Dataset items:
▬▬▬

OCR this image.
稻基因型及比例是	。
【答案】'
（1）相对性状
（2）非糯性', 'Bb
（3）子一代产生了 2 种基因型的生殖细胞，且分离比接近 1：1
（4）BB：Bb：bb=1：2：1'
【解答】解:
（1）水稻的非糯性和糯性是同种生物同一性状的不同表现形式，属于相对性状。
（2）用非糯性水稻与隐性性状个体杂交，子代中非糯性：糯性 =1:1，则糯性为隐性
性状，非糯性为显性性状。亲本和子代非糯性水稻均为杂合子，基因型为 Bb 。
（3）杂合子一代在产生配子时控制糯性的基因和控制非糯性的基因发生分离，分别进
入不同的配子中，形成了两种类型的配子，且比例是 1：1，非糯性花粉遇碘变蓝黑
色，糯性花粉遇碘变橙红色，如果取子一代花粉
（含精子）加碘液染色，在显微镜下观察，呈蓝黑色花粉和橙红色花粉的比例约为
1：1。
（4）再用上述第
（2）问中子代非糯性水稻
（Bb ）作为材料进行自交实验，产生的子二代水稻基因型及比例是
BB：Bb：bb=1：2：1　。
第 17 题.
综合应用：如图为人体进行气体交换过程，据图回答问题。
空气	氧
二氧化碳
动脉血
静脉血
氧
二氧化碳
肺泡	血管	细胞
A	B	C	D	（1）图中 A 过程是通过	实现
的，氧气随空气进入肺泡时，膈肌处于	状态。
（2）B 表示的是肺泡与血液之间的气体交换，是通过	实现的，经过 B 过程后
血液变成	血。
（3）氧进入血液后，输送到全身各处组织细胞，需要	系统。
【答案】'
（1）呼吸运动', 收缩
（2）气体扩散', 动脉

▬▬▬

- Required work
Output an exact copy of each record.

- Solution to this problem
OCR this image.
稻基因型及比例是	。
【答案】'
（1）相对性状
（2）非糯性', 'Bb
（3）子一代产生了 2 种基因型的生殖细胞，且分离比接近 1：1
（4）BB：Bb：bb=1：2：1'
【解答】解:
（1）水稻的非糯性和糯性是同种生物同一性状的不同表现形式，属于相对性状。
（2）用非糯性水稻与隐性性状个体杂交，子代中非糯性：糯性 =1:1，则糯性为隐性
性状，非糯性为显性性状。亲本和子代非糯性水稻均为杂合子，基因型为 Bb 。
（3）杂合子一代在产生配子时控制糯性的基因和控制非糯性的基因发生分离，分别进
入不同的配子中，形成了两种类型的配子，且比例是 1：1，非糯性花粉遇碘变蓝黑
色，糯性花粉遇碘变橙红色，如果取子一代花粉
（含精子）加碘液染色，在显微镜下观察，呈蓝黑色花粉和橙红色花粉的比例约为
1：1。
（4）再用上述第
（2）问中子代非糯性水稻
（Bb ）作为材料进行自交实验，产生的子二代水稻基因型及比例是
BB：Bb：bb=1：2：1　。
第 17 题.
综合应用：如图为人体进行气体交换过程，据图回答问题。
空气	氧
二氧化碳
动脉血
静脉血
氧
二氧化碳
肺泡	血管	细胞
A	B	C	D	（1）图中 A 过程是通过	实现
的，氧气随空气进入肺泡时，膈肌处于	状态。
（2）B 表示的是肺泡与血液之间的气体交换，是通过	实现的，经过 B 过程后
血液变成	血。
（3）氧进入血液后，输送到全身各处组织细胞，需要	系统。
【答案】'
（1）呼吸运动', 收缩
（2）气体扩散', 动脉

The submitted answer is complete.